Problem details - Could you transcribe the material below exactly, without leaving out a single line?

Collected data entries -
========
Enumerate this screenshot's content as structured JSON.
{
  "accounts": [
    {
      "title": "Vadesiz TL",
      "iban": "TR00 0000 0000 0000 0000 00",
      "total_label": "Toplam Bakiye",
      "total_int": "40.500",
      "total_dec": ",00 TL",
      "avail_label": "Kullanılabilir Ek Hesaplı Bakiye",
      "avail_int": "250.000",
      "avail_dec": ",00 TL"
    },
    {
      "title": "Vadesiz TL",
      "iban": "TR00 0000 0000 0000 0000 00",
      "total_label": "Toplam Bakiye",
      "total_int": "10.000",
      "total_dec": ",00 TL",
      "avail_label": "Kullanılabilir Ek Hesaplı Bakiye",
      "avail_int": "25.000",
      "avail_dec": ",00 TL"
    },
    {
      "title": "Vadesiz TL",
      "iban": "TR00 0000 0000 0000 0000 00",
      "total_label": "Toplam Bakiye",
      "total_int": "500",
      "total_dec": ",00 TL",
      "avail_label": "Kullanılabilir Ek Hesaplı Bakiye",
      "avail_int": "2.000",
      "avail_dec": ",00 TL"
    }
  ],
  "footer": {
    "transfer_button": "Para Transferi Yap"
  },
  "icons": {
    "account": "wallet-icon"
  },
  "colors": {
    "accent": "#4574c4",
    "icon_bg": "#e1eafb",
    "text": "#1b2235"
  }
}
========
Completed exercise -
Enumerate this screenshot's content as structured JSON.
{
  "accounts": [
    {
      "title": "Vadesiz TL",
      "iban": "TR00 0000 0000 0000 0000 00",
      "total_label": "Toplam Bakiye",
      "total_int": "40.500",
      "total_dec": ",00 TL",
      "avail_label": "Kullanılabilir Ek Hesaplı Bakiye",
      "avail_int": "250.000",
      "avail_dec": ",00 TL"
    },
    {
      "title": "Vadesiz TL",
      "iban": "TR00 0000 0000 0000 0000 00",
      "total_label": "Toplam Bakiye",
      "total_int": "10.000",
      "total_dec": ",00 TL",
      "avail_label": "Kullanılabilir Ek Hesaplı Bakiye",
      "avail_int": "25.000",
      "avail_dec": ",00 TL"
    },
    {
      "title": "Vadesiz TL",
      "iban": "TR00 0000 0000 0000 0000 00",
      "total_label": "Toplam Bakiye",
      "total_int": "500",
      "total_dec": ",00 TL",
      "avail_label": "Kullanılabilir Ek Hesaplı Bakiye",
      "avail_int": "2.000",
      "avail_dec": ",00 TL"
    }
  ],
  "footer": {
    "transfer_button": "Para Transferi Yap"
  },
  "icons": {
    "account": "wallet-icon"
  },
  "colors": {
    "accent": "#4574c4",
    "icon_bg": "#e1eafb",
    "text": "#1b2235"
  }
}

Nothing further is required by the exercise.